Aim -
Go through the material below and copy each line where the word "only" appears.

## start Provided data

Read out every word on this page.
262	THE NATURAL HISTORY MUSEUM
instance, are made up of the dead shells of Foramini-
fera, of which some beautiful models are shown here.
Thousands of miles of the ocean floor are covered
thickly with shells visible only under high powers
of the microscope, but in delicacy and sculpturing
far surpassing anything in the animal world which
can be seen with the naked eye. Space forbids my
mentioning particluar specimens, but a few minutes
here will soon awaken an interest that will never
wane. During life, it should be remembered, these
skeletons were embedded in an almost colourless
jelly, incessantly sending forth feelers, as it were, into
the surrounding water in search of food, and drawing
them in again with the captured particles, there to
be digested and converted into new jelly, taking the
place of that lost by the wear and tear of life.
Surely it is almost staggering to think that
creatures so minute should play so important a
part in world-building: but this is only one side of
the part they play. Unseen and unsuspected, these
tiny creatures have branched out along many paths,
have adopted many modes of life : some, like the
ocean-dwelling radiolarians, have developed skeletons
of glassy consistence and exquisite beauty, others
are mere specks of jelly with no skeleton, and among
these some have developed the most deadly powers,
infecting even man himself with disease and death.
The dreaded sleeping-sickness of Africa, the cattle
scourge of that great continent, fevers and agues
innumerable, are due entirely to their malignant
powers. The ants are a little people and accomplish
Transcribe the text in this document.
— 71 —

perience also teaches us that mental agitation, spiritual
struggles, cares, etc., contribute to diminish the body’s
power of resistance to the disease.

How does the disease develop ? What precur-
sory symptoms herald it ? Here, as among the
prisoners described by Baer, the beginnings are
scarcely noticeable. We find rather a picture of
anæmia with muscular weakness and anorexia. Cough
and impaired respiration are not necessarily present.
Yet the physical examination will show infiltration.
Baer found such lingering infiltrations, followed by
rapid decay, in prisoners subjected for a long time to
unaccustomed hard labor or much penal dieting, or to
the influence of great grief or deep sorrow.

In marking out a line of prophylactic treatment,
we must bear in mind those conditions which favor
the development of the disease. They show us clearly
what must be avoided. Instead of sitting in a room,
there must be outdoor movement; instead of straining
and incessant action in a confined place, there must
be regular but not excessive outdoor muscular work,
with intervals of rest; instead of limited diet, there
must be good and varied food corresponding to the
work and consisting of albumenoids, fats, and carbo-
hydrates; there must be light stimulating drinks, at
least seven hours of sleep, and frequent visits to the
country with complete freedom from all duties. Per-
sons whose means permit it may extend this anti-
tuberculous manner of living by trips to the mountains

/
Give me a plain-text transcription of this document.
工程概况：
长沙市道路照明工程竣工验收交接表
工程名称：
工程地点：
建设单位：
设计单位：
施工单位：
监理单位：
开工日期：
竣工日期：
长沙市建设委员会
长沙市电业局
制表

## end Provided data

Written answer -
thickly with shells visible only under high powers
part in world-building: but this is only one side of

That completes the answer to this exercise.